··· Data provided ···

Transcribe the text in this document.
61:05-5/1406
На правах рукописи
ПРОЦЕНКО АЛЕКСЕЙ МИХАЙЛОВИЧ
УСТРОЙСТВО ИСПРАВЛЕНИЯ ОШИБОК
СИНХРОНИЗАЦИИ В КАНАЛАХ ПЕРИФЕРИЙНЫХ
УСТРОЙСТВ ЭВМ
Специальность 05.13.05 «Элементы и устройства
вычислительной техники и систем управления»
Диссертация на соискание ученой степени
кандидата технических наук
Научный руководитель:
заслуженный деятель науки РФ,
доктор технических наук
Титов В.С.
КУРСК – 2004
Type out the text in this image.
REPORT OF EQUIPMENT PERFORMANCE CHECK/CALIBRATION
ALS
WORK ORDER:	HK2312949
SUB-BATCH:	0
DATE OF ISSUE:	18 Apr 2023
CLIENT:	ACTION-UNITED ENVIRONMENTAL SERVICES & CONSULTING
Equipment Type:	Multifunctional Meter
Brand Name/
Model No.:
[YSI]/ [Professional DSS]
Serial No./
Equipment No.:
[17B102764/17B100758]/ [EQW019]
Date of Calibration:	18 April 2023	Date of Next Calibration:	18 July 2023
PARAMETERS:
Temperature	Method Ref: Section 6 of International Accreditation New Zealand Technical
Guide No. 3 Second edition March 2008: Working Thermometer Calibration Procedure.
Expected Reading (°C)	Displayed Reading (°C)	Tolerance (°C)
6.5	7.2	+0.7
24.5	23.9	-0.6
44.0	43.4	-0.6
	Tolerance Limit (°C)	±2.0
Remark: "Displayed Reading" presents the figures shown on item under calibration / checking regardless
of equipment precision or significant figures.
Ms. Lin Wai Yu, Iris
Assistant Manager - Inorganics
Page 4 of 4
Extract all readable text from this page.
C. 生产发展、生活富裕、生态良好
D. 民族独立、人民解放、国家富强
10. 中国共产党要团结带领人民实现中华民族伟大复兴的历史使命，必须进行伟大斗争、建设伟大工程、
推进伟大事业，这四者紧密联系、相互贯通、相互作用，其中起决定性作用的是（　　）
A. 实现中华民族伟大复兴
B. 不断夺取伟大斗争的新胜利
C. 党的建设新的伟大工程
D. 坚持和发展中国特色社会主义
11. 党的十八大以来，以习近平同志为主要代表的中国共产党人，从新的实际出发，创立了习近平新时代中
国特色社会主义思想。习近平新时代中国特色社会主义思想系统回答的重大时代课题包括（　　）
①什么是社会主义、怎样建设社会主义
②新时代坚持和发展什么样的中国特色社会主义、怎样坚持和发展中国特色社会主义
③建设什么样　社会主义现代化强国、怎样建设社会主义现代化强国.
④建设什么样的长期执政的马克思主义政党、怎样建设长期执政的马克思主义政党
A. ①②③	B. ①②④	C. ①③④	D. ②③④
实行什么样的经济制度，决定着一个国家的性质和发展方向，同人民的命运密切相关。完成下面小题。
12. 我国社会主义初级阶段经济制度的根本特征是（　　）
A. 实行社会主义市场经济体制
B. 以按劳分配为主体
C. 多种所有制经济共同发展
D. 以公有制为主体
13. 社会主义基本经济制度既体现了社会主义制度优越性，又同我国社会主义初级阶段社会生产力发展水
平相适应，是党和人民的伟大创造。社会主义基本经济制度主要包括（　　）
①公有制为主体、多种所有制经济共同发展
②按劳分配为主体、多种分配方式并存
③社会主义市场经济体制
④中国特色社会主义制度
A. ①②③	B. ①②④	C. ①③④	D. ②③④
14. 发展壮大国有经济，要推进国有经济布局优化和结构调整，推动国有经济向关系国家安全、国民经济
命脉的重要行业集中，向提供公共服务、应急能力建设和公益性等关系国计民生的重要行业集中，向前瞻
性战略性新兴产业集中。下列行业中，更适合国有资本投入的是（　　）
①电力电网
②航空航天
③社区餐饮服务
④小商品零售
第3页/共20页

···

_Set task_:
Faithfully transcribe the whole of the data.

_The reply_:
Transcribe the text in this document.
61:05-5/1406
На правах рукописи
ПРОЦЕНКО АЛЕКСЕЙ МИХАЙЛОВИЧ
УСТРОЙСТВО ИСПРАВЛЕНИЯ ОШИБОК
СИНХРОНИЗАЦИИ В КАНАЛАХ ПЕРИФЕРИЙНЫХ
УСТРОЙСТВ ЭВМ
Специальность 05.13.05 «Элементы и устройства
вычислительной техники и систем управления»
Диссертация на соискание ученой степени
кандидата технических наук
Научный руководитель:
заслуженный деятель науки РФ,
доктор технических наук
Титов В.С.
КУРСК – 2004
Type out the text in this image.
REPORT OF EQUIPMENT PERFORMANCE CHECK/CALIBRATION
ALS
WORK ORDER:	HK2312949
SUB-BATCH:	0
DATE OF ISSUE:	18 Apr 2023
CLIENT:	ACTION-UNITED ENVIRONMENTAL SERVICES & CONSULTING
Equipment Type:	Multifunctional Meter
Brand Name/
Model No.:
[YSI]/ [Professional DSS]
Serial No./
Equipment No.:
[17B102764/17B100758]/ [EQW019]
Date of Calibration:	18 April 2023	Date of Next Calibration:	18 July 2023
PARAMETERS:
Temperature	Method Ref: Section 6 of International Accreditation New Zealand Technical
Guide No. 3 Second edition March 2008: Working Thermometer Calibration Procedure.
Expected Reading (°C)	Displayed Reading (°C)	Tolerance (°C)
6.5	7.2	+0.7
24.5	23.9	-0.6
44.0	43.4	-0.6
	Tolerance Limit (°C)	±2.0
Remark: "Displayed Reading" presents the figures shown on item under calibration / checking regardless
of equipment precision or significant figures.
Ms. Lin Wai Yu, Iris
Assistant Manager - Inorganics
Page 4 of 4
Extract all readable text from this page.
C. 生产发展、生活富裕、生态良好
D. 民族独立、人民解放、国家富强
10. 中国共产党要团结带领人民实现中华民族伟大复兴的历史使命，必须进行伟大斗争、建设伟大工程、
推进伟大事业，这四者紧密联系、相互贯通、相互作用，其中起决定性作用的是（　　）
A. 实现中华民族伟大复兴
B. 不断夺取伟大斗争的新胜利
C. 党的建设新的伟大工程
D. 坚持和发展中国特色社会主义
11. 党的十八大以来，以习近平同志为主要代表的中国共产党人，从新的实际出发，创立了习近平新时代中
国特色社会主义思想。习近平新时代中国特色社会主义思想系统回答的重大时代课题包括（　　）
①什么是社会主义、怎样建设社会主义
②新时代坚持和发展什么样的中国特色社会主义、怎样坚持和发展中国特色社会主义
③建设什么样　社会主义现代化强国、怎样建设社会主义现代化强国.
④建设什么样的长期执政的马克思主义政党、怎样建设长期执政的马克思主义政党
A. ①②③	B. ①②④	C. ①③④	D. ②③④
实行什么样的经济制度，决定着一个国家的性质和发展方向，同人民的命运密切相关。完成下面小题。
12. 我国社会主义初级阶段经济制度的根本特征是（　　）
A. 实行社会主义市场经济体制
B. 以按劳分配为主体
C. 多种所有制经济共同发展
D. 以公有制为主体
13. 社会主义基本经济制度既体现了社会主义制度优越性，又同我国社会主义初级阶段社会生产力发展水
平相适应，是党和人民的伟大创造。社会主义基本经济制度主要包括（　　）
①公有制为主体、多种所有制经济共同发展
②按劳分配为主体、多种分配方式并存
③社会主义市场经济体制
④中国特色社会主义制度
A. ①②③	B. ①②④	C. ①③④	D. ②③④
14. 发展壮大国有经济，要推进国有经济布局优化和结构调整，推动国有经济向关系国家安全、国民经济
命脉的重要行业集中，向提供公共服务、应急能力建设和公益性等关系国计民生的重要行业集中，向前瞻
性战略性新兴产业集中。下列行业中，更适合国有资本投入的是（　　）
①电力电网
②航空航天
③社区餐饮服务
④小商品零售
第3页/共20页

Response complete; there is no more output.